* **What is required**
Transcribe the records below exactly.

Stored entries

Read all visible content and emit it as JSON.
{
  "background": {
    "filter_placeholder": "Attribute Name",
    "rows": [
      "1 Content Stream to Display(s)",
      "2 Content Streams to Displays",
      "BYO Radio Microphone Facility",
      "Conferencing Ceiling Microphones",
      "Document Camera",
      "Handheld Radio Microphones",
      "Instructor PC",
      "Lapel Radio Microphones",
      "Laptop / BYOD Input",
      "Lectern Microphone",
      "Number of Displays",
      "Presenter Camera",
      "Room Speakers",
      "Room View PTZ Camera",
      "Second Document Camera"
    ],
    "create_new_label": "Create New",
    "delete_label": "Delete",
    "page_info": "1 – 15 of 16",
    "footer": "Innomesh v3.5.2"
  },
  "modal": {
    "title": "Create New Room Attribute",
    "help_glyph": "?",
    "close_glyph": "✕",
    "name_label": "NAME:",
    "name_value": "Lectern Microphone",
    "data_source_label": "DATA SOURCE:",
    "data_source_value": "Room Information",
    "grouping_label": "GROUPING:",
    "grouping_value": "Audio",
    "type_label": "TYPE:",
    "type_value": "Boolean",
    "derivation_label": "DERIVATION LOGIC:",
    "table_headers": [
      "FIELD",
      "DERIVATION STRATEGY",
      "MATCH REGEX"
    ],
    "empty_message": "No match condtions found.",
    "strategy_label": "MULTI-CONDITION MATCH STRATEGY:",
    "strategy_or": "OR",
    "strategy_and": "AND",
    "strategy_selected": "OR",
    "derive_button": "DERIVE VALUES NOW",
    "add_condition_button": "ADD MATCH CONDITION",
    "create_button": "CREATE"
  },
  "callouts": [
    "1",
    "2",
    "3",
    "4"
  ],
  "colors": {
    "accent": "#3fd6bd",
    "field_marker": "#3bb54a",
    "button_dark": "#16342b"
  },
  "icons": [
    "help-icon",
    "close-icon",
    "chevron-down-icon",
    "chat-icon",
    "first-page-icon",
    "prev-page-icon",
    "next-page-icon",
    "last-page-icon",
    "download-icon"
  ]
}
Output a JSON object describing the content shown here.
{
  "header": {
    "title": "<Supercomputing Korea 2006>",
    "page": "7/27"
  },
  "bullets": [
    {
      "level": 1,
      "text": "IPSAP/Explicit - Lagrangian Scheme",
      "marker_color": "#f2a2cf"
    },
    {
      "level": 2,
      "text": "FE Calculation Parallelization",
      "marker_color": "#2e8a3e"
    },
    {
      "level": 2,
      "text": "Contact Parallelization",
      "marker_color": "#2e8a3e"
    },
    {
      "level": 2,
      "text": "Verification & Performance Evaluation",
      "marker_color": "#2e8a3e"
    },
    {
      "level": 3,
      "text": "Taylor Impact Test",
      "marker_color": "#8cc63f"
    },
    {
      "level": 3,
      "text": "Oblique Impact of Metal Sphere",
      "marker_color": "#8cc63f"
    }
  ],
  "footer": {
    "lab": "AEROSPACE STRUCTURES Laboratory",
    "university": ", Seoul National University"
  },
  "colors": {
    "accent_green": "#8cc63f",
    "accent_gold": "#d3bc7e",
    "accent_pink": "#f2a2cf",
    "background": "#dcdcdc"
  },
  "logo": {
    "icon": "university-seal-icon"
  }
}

* **Final result**
Read all visible content and emit it as JSON.
{
  "background": {
    "filter_placeholder": "Attribute Name",
    "rows": [
      "1 Content Stream to Display(s)",
      "2 Content Streams to Displays",
      "BYO Radio Microphone Facility",
      "Conferencing Ceiling Microphones",
      "Document Camera",
      "Handheld Radio Microphones",
      "Instructor PC",
      "Lapel Radio Microphones",
      "Laptop / BYOD Input",
      "Lectern Microphone",
      "Number of Displays",
      "Presenter Camera",
      "Room Speakers",
      "Room View PTZ Camera",
      "Second Document Camera"
    ],
    "create_new_label": "Create New",
    "delete_label": "Delete",
    "page_info": "1 – 15 of 16",
    "footer": "Innomesh v3.5.2"
  },
  "modal": {
    "title": "Create New Room Attribute",
    "help_glyph": "?",
    "close_glyph": "✕",
    "name_label": "NAME:",
    "name_value": "Lectern Microphone",
    "data_source_label": "DATA SOURCE:",
    "data_source_value": "Room Information",
    "grouping_label": "GROUPING:",
    "grouping_value": "Audio",
    "type_label": "TYPE:",
    "type_value": "Boolean",
    "derivation_label": "DERIVATION LOGIC:",
    "table_headers": [
      "FIELD",
      "DERIVATION STRATEGY",
      "MATCH REGEX"
    ],
    "empty_message": "No match condtions found.",
    "strategy_label": "MULTI-CONDITION MATCH STRATEGY:",
    "strategy_or": "OR",
    "strategy_and": "AND",
    "strategy_selected": "OR",
    "derive_button": "DERIVE VALUES NOW",
    "add_condition_button": "ADD MATCH CONDITION",
    "create_button": "CREATE"
  },
  "callouts": [
    "1",
    "2",
    "3",
    "4"
  ],
  "colors": {
    "accent": "#3fd6bd",
    "field_marker": "#3bb54a",
    "button_dark": "#16342b"
  },
  "icons": [
    "help-icon",
    "close-icon",
    "chevron-down-icon",
    "chat-icon",
    "first-page-icon",
    "prev-page-icon",
    "next-page-icon",
    "last-page-icon",
    "download-icon"
  ]
}
Output a JSON object describing the content shown here.
{
  "header": {
    "title": "<Supercomputing Korea 2006>",
    "page": "7/27"
  },
  "bullets": [
    {
      "level": 1,
      "text": "IPSAP/Explicit - Lagrangian Scheme",
      "marker_color": "#f2a2cf"
    },
    {
      "level": 2,
      "text": "FE Calculation Parallelization",
      "marker_color": "#2e8a3e"
    },
    {
      "level": 2,
      "text": "Contact Parallelization",
      "marker_color": "#2e8a3e"
    },
    {
      "level": 2,
      "text": "Verification & Performance Evaluation",
      "marker_color": "#2e8a3e"
    },
    {
      "level": 3,
      "text": "Taylor Impact Test",
      "marker_color": "#8cc63f"
    },
    {
      "level": 3,
      "text": "Oblique Impact of Metal Sphere",
      "marker_color": "#8cc63f"
    }
  ],
  "footer": {
    "lab": "AEROSPACE STRUCTURES Laboratory",
    "university": ", Seoul National University"
  },
  "colors": {
    "accent_green": "#8cc63f",
    "accent_gold": "#d3bc7e",
    "accent_pink": "#f2a2cf",
    "background": "#dcdcdc"
  },
  "logo": {
    "icon": "university-seal-icon"
  }
}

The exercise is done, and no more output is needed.